**Task statement**
Update the entries below by replacing every "Trigger name" with "Event name" and leaving everything else unchanged. Leave the pictures out of your answer.

----

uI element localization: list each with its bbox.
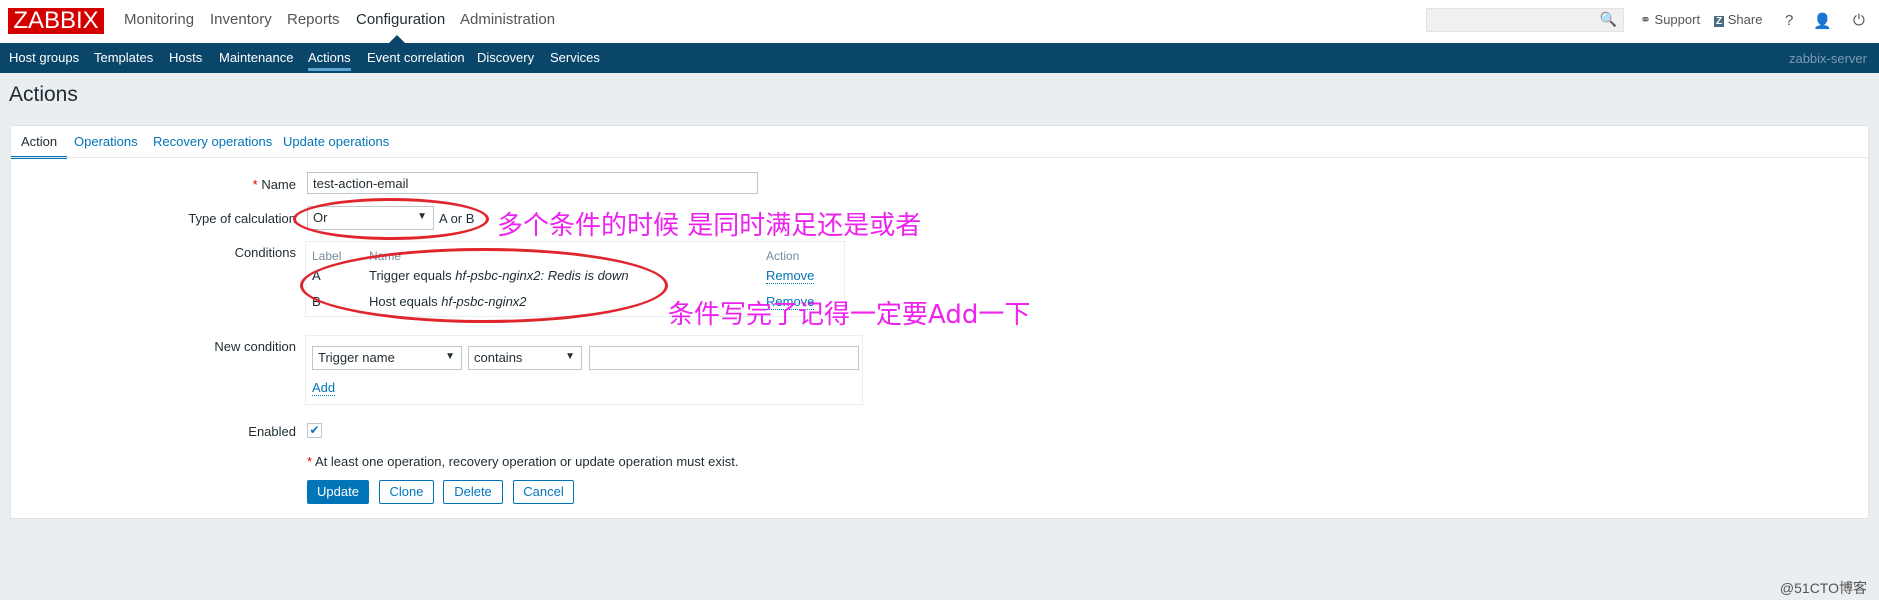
new-condition-box: Trigger name ▼ contains ▼ Add [305,335,863,405]
condition-value-input[interactable] [589,346,859,370]
tab-divider [11,157,1868,158]
tab-operations[interactable]: Operations [74,134,138,149]
subnav-discovery[interactable]: Discovery [477,50,534,65]
dropdown-arrow-icon: ▼ [565,351,575,362]
subnav-actions[interactable]: Actions [308,50,351,71]
enabled-checkbox[interactable]: ✔ [307,423,322,438]
top-header: ZABBIX Monitoring Inventory Reports Conf… [0,0,1879,43]
tab-action[interactable]: Action [11,134,68,159]
name-input[interactable]: test-action-email [307,172,758,194]
share-z-icon: Z [1714,16,1725,27]
nav-administration[interactable]: Administration [460,11,555,28]
active-nav-caret [389,35,405,43]
remove-link[interactable]: Remove [766,268,815,284]
clone-button[interactable]: Clone [379,480,434,504]
user-profile-icon[interactable]: 👤 [1813,12,1832,30]
annotation-calc: 多个条件的时候 是同时满足还是或者 [497,211,922,241]
new-condition-label: New condition [214,339,296,354]
annotation-ellipse-calc [293,198,489,240]
delete-button[interactable]: Delete [443,480,503,504]
dropdown-arrow-icon: ▼ [445,351,455,362]
tab-recovery-operations[interactable]: Recovery operations [153,134,272,149]
page-title: Actions [9,83,78,106]
help-icon[interactable]: ? [1785,12,1793,29]
condition-operator-select[interactable]: contains ▼ [468,346,582,370]
sub-navigation: Host groups Templates Hosts Maintenance … [0,43,1879,73]
add-condition-link[interactable]: Add [312,380,336,396]
name-label: * Name [252,177,296,192]
search-input[interactable]: 🔍 [1426,8,1624,32]
subnav-maintenance[interactable]: Maintenance [219,50,293,65]
subnav-host-groups[interactable]: Host groups [9,50,79,65]
share-link[interactable]: Z Share [1714,12,1762,27]
subnav-event-correlation[interactable]: Event correlation [367,50,465,65]
checkmark-icon: ✔ [309,423,320,437]
nav-configuration[interactable]: Configuration [356,11,445,28]
watermark: @51CTO博客 [1779,580,1867,596]
condition-operator-value: contains [474,350,523,365]
server-name: zabbix-server [1788,51,1867,66]
col-action: Action [766,249,800,263]
condition-type-select[interactable]: Trigger name ▼ [312,346,462,370]
zabbix-logo[interactable]: ZABBIX [8,8,104,34]
support-label: Support [1654,12,1701,27]
annotation-ellipse-conditions [300,248,668,323]
subnav-hosts[interactable]: Hosts [169,50,202,65]
support-link[interactable]: ⚭ Support [1640,12,1700,28]
sign-out-icon[interactable]: ⏻ [1853,12,1865,29]
condition-type-value: Trigger name [318,350,395,365]
col-label: Label [312,249,342,263]
nav-monitoring[interactable]: Monitoring [124,11,194,28]
operation-required-note: * At least one operation, recovery opera… [307,454,739,469]
search-icon[interactable]: 🔍 [1600,11,1617,28]
annotation-add: 条件写完了记得一定要Add一下 [668,300,1031,330]
nav-reports[interactable]: Reports [287,11,340,28]
tab-update-operations[interactable]: Update operations [283,134,389,149]
headset-icon: ⚭ [1640,12,1651,27]
enabled-label: Enabled [248,424,296,439]
subnav-services[interactable]: Services [550,50,600,65]
cancel-button[interactable]: Cancel [513,480,574,504]
share-label: Share [1727,12,1763,27]
calc-label: Type of calculation [188,211,296,226]
subnav-templates[interactable]: Templates [94,50,153,65]
nav-inventory[interactable]: Inventory [210,11,272,28]
update-button[interactable]: Update [307,480,369,504]
conditions-label: Conditions [234,245,296,260]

----

**Result of the exercise**
uI element localization: list each with its bbox.
new-condition-box: Event name ▼ contains ▼ Add [305,335,863,405]
condition-value-input[interactable] [589,346,859,370]
tab-divider [11,157,1868,158]
tab-operations[interactable]: Operations [74,134,138,149]
subnav-discovery[interactable]: Discovery [477,50,534,65]
dropdown-arrow-icon: ▼ [565,351,575,362]
subnav-actions[interactable]: Actions [308,50,351,71]
enabled-checkbox[interactable]: ✔ [307,423,322,438]
top-header: ZABBIX Monitoring Inventory Reports Conf… [0,0,1879,43]
tab-action[interactable]: Action [11,134,68,159]
name-input[interactable]: test-action-email [307,172,758,194]
share-z-icon: Z [1714,16,1725,27]
nav-administration[interactable]: Administration [460,11,555,28]
active-nav-caret [389,35,405,43]
remove-link[interactable]: Remove [766,268,815,284]
clone-button[interactable]: Clone [379,480,434,504]
user-profile-icon[interactable]: 👤 [1813,12,1832,30]
annotation-calc: 多个条件的时候 是同时满足还是或者 [497,211,922,241]
new-condition-label: New condition [214,339,296,354]
annotation-ellipse-calc [293,198,489,240]
delete-button[interactable]: Delete [443,480,503,504]
dropdown-arrow-icon: ▼ [445,351,455,362]
tab-recovery-operations[interactable]: Recovery operations [153,134,272,149]
page-title: Actions [9,83,78,106]
help-icon[interactable]: ? [1785,12,1793,29]
condition-operator-select[interactable]: contains ▼ [468,346,582,370]
sub-navigation: Host groups Templates Hosts Maintenance … [0,43,1879,73]
add-condition-link[interactable]: Add [312,380,336,396]
name-label: * Name [252,177,296,192]
search-input[interactable]: 🔍 [1426,8,1624,32]
subnav-maintenance[interactable]: Maintenance [219,50,293,65]
subnav-host-groups[interactable]: Host groups [9,50,79,65]
share-link[interactable]: Z Share [1714,12,1762,27]
subnav-event-correlation[interactable]: Event correlation [367,50,465,65]
checkmark-icon: ✔ [309,423,320,437]
nav-configuration[interactable]: Configuration [356,11,445,28]
watermark: @51CTO博客 [1779,580,1867,596]
condition-operator-value: contains [474,350,523,365]
server-name: zabbix-server [1788,51,1867,66]
col-action: Action [766,249,800,263]
condition-type-select[interactable]: Event name ▼ [312,346,462,370]
zabbix-logo[interactable]: ZABBIX [8,8,104,34]
support-label: Support [1654,12,1701,27]
annotation-ellipse-conditions [300,248,668,323]
subnav-hosts[interactable]: Hosts [169,50,202,65]
support-link[interactable]: ⚭ Support [1640,12,1700,28]
sign-out-icon[interactable]: ⏻ [1853,12,1865,29]
condition-type-value: Event name [318,350,395,365]
col-label: Label [312,249,342,263]
nav-monitoring[interactable]: Monitoring [124,11,194,28]
operation-required-note: * At least one operation, recovery opera… [307,454,739,469]
search-icon[interactable]: 🔍 [1600,11,1617,28]
annotation-add: 条件写完了记得一定要Add一下 [668,300,1031,330]
nav-reports[interactable]: Reports [287,11,340,28]
tab-update-operations[interactable]: Update operations [283,134,389,149]
headset-icon: ⚭ [1640,12,1651,27]
enabled-label: Enabled [248,424,296,439]
subnav-services[interactable]: Services [550,50,600,65]
cancel-button[interactable]: Cancel [513,480,574,504]
share-label: Share [1727,12,1763,27]
calc-label: Type of calculation [188,211,296,226]
subnav-templates[interactable]: Templates [94,50,153,65]
nav-inventory[interactable]: Inventory [210,11,272,28]
update-button[interactable]: Update [307,480,369,504]
conditions-label: Conditions [234,245,296,260]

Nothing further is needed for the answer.